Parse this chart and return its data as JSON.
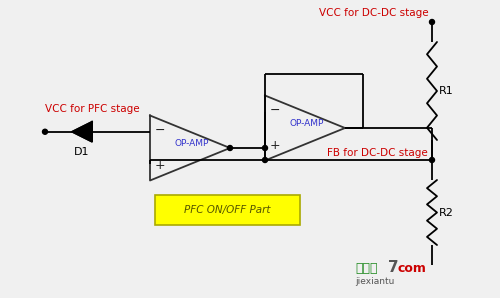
{
  "bg_color": "#f0f0f0",
  "vcc_pfc_label": "VCC for PFC stage",
  "vcc_dc_label": "VCC for DC-DC stage",
  "fb_label": "FB for DC-DC stage",
  "d1_label": "D1",
  "r1_label": "R1",
  "r2_label": "R2",
  "opamp1_label": "OP-AMP",
  "opamp2_label": "OP-AMP",
  "pfc_box_label": "PFC ON/OFF Part",
  "label_color_red": "#cc0000",
  "label_color_blue": "#3333cc",
  "line_color": "#000000",
  "pfc_box_fill": "#ffff00",
  "pfc_box_edge": "#aaaa00",
  "wm_green": "#228B22",
  "wm_red": "#cc0000",
  "wm_gray": "#555555",
  "wm_text1": "接线图",
  "wm_text2": "7",
  "wm_text3": "com",
  "wm_sub": "jiexiantu"
}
***
— Objective —
All of the material above should be reproduced exactly, except the pictures.

— Final answer —
Parse this chart and return its data as JSON.
{
  "bg_color": "#f0f0f0",
  "vcc_pfc_label": "VCC for PFC stage",
  "vcc_dc_label": "VCC for DC-DC stage",
  "fb_label": "FB for DC-DC stage",
  "d1_label": "D1",
  "r1_label": "R1",
  "r2_label": "R2",
  "opamp1_label": "OP-AMP",
  "opamp2_label": "OP-AMP",
  "pfc_box_label": "PFC ON/OFF Part",
  "label_color_red": "#cc0000",
  "label_color_blue": "#3333cc",
  "line_color": "#000000",
  "pfc_box_fill": "#ffff00",
  "pfc_box_edge": "#aaaa00",
  "wm_green": "#228B22",
  "wm_red": "#cc0000",
  "wm_gray": "#555555",
  "wm_text1": "接线图",
  "wm_text2": "7",
  "wm_text3": "com",
  "wm_sub": "jiexiantu"
}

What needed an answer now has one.